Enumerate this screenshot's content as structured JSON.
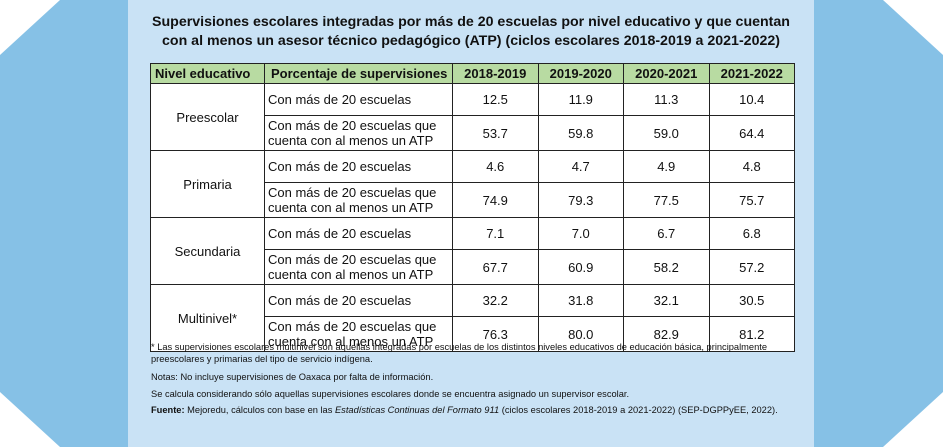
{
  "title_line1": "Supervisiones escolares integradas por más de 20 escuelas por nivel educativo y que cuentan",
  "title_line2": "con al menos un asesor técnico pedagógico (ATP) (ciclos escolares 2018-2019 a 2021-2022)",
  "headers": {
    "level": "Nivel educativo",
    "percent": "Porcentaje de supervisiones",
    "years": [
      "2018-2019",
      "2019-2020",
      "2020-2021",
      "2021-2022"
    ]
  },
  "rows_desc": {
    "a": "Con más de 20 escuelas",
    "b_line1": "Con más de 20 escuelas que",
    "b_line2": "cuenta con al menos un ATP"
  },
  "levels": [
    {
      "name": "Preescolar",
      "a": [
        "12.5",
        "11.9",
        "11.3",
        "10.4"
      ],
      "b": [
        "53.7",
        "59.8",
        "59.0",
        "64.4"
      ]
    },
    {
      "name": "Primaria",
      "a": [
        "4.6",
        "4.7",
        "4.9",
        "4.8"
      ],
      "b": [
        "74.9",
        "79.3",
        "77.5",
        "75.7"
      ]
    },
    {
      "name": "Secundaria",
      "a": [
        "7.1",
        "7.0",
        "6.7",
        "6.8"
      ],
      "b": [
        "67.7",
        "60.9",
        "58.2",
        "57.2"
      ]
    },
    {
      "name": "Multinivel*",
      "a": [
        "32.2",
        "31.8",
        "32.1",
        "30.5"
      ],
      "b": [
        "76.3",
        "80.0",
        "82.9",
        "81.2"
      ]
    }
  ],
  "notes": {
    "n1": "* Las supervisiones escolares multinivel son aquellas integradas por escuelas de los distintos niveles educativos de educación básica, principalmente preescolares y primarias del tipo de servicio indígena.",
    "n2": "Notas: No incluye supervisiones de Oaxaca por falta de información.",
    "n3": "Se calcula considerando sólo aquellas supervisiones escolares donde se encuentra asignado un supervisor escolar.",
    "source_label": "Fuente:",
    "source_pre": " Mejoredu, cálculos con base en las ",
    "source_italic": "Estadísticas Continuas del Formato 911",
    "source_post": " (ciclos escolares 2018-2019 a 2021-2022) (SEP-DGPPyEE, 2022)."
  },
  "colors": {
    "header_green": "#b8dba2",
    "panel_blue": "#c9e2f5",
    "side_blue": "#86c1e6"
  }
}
***
▸ Written problem
Restate the data above exactly, stripping out each image.

▸ Output below
Enumerate this screenshot's content as structured JSON.
{
  "title_line1": "Supervisiones escolares integradas por más de 20 escuelas por nivel educativo y que cuentan",
  "title_line2": "con al menos un asesor técnico pedagógico (ATP) (ciclos escolares 2018-2019 a 2021-2022)",
  "headers": {
    "level": "Nivel educativo",
    "percent": "Porcentaje de supervisiones",
    "years": [
      "2018-2019",
      "2019-2020",
      "2020-2021",
      "2021-2022"
    ]
  },
  "rows_desc": {
    "a": "Con más de 20 escuelas",
    "b_line1": "Con más de 20 escuelas que",
    "b_line2": "cuenta con al menos un ATP"
  },
  "levels": [
    {
      "name": "Preescolar",
      "a": [
        "12.5",
        "11.9",
        "11.3",
        "10.4"
      ],
      "b": [
        "53.7",
        "59.8",
        "59.0",
        "64.4"
      ]
    },
    {
      "name": "Primaria",
      "a": [
        "4.6",
        "4.7",
        "4.9",
        "4.8"
      ],
      "b": [
        "74.9",
        "79.3",
        "77.5",
        "75.7"
      ]
    },
    {
      "name": "Secundaria",
      "a": [
        "7.1",
        "7.0",
        "6.7",
        "6.8"
      ],
      "b": [
        "67.7",
        "60.9",
        "58.2",
        "57.2"
      ]
    },
    {
      "name": "Multinivel*",
      "a": [
        "32.2",
        "31.8",
        "32.1",
        "30.5"
      ],
      "b": [
        "76.3",
        "80.0",
        "82.9",
        "81.2"
      ]
    }
  ],
  "notes": {
    "n1": "* Las supervisiones escolares multinivel son aquellas integradas por escuelas de los distintos niveles educativos de educación básica, principalmente preescolares y primarias del tipo de servicio indígena.",
    "n2": "Notas: No incluye supervisiones de Oaxaca por falta de información.",
    "n3": "Se calcula considerando sólo aquellas supervisiones escolares donde se encuentra asignado un supervisor escolar.",
    "source_label": "Fuente:",
    "source_pre": " Mejoredu, cálculos con base en las ",
    "source_italic": "Estadísticas Continuas del Formato 911",
    "source_post": " (ciclos escolares 2018-2019 a 2021-2022) (SEP-DGPPyEE, 2022)."
  },
  "colors": {
    "header_green": "#b8dba2",
    "panel_blue": "#c9e2f5",
    "side_blue": "#86c1e6"
  }
}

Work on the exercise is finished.